Information provided:
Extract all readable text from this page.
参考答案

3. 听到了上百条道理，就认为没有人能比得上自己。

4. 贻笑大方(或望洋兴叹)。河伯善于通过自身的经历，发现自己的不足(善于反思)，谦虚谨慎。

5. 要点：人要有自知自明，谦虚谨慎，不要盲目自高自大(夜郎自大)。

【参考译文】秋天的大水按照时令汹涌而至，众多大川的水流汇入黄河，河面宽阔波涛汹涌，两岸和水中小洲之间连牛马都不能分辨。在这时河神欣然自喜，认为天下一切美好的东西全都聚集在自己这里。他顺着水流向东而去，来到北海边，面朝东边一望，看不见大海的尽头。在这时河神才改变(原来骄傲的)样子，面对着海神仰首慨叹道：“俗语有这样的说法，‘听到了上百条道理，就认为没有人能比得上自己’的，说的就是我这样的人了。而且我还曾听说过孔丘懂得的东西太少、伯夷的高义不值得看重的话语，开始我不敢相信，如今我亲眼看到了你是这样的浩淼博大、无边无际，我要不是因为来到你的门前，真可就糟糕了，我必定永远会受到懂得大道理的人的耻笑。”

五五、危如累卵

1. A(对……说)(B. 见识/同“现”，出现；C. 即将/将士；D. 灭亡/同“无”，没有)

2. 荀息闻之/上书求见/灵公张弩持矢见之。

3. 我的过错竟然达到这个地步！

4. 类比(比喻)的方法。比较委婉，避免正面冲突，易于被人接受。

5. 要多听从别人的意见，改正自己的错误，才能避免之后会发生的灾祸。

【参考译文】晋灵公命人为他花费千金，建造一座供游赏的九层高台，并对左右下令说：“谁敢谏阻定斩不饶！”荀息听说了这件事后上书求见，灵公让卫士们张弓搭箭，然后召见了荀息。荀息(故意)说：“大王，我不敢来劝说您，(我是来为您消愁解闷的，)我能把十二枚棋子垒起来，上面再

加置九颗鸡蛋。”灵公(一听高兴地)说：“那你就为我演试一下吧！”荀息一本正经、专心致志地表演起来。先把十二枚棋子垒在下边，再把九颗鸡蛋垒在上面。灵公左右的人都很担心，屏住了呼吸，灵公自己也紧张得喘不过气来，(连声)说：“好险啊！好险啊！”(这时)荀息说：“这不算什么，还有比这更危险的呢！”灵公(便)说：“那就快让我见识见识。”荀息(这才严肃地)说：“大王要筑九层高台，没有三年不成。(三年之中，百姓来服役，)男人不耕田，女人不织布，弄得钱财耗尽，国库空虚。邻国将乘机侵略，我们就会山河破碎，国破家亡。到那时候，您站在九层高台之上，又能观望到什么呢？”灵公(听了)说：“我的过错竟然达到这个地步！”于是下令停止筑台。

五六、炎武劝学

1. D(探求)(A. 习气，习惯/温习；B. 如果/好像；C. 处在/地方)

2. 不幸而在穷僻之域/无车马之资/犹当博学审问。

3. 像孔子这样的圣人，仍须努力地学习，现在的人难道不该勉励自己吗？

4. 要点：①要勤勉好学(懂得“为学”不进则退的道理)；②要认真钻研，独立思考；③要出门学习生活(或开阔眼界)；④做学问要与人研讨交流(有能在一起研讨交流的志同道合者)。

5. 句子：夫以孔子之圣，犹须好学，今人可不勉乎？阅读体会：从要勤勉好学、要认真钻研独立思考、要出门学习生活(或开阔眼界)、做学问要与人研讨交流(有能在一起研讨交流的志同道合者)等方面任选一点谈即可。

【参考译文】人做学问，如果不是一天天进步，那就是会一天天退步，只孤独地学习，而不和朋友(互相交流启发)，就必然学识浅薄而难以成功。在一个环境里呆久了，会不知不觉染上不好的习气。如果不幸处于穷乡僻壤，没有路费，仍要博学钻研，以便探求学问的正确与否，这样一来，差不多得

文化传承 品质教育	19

Task description: Take the entries above and copy them out exactly.

Answer in full:
Extract all readable text from this page.
参考答案

3. 听到了上百条道理，就认为没有人能比得上自己。

4. 贻笑大方(或望洋兴叹)。河伯善于通过自身的经历，发现自己的不足(善于反思)，谦虚谨慎。

5. 要点：人要有自知自明，谦虚谨慎，不要盲目自高自大(夜郎自大)。

【参考译文】秋天的大水按照时令汹涌而至，众多大川的水流汇入黄河，河面宽阔波涛汹涌，两岸和水中小洲之间连牛马都不能分辨。在这时河神欣然自喜，认为天下一切美好的东西全都聚集在自己这里。他顺着水流向东而去，来到北海边，面朝东边一望，看不见大海的尽头。在这时河神才改变(原来骄傲的)样子，面对着海神仰首慨叹道：“俗语有这样的说法，‘听到了上百条道理，就认为没有人能比得上自己’的，说的就是我这样的人了。而且我还曾听说过孔丘懂得的东西太少、伯夷的高义不值得看重的话语，开始我不敢相信，如今我亲眼看到了你是这样的浩淼博大、无边无际，我要不是因为来到你的门前，真可就糟糕了，我必定永远会受到懂得大道理的人的耻笑。”

五五、危如累卵

1. A(对……说)(B. 见识/同“现”，出现；C. 即将/将士；D. 灭亡/同“无”，没有)

2. 荀息闻之/上书求见/灵公张弩持矢见之。

3. 我的过错竟然达到这个地步！

4. 类比(比喻)的方法。比较委婉，避免正面冲突，易于被人接受。

5. 要多听从别人的意见，改正自己的错误，才能避免之后会发生的灾祸。

【参考译文】晋灵公命人为他花费千金，建造一座供游赏的九层高台，并对左右下令说：“谁敢谏阻定斩不饶！”荀息听说了这件事后上书求见，灵公让卫士们张弓搭箭，然后召见了荀息。荀息(故意)说：“大王，我不敢来劝说您，(我是来为您消愁解闷的，)我能把十二枚棋子垒起来，上面再

加置九颗鸡蛋。”灵公(一听高兴地)说：“那你就为我演试一下吧！”荀息一本正经、专心致志地表演起来。先把十二枚棋子垒在下边，再把九颗鸡蛋垒在上面。灵公左右的人都很担心，屏住了呼吸，灵公自己也紧张得喘不过气来，(连声)说：“好险啊！好险啊！”(这时)荀息说：“这不算什么，还有比这更危险的呢！”灵公(便)说：“那就快让我见识见识。”荀息(这才严肃地)说：“大王要筑九层高台，没有三年不成。(三年之中，百姓来服役，)男人不耕田，女人不织布，弄得钱财耗尽，国库空虚。邻国将乘机侵略，我们就会山河破碎，国破家亡。到那时候，您站在九层高台之上，又能观望到什么呢？”灵公(听了)说：“我的过错竟然达到这个地步！”于是下令停止筑台。

五六、炎武劝学

1. D(探求)(A. 习气，习惯/温习；B. 如果/好像；C. 处在/地方)

2. 不幸而在穷僻之域/无车马之资/犹当博学审问。

3. 像孔子这样的圣人，仍须努力地学习，现在的人难道不该勉励自己吗？

4. 要点：①要勤勉好学(懂得“为学”不进则退的道理)；②要认真钻研，独立思考；③要出门学习生活(或开阔眼界)；④做学问要与人研讨交流(有能在一起研讨交流的志同道合者)。

5. 句子：夫以孔子之圣，犹须好学，今人可不勉乎？阅读体会：从要勤勉好学、要认真钻研独立思考、要出门学习生活(或开阔眼界)、做学问要与人研讨交流(有能在一起研讨交流的志同道合者)等方面任选一点谈即可。

【参考译文】人做学问，如果不是一天天进步，那就是会一天天退步，只孤独地学习，而不和朋友(互相交流启发)，就必然学识浅薄而难以成功。在一个环境里呆久了，会不知不觉染上不好的习气。如果不幸处于穷乡僻壤，没有路费，仍要博学钻研，以便探求学问的正确与否，这样一来，差不多得

文化传承 品质教育	19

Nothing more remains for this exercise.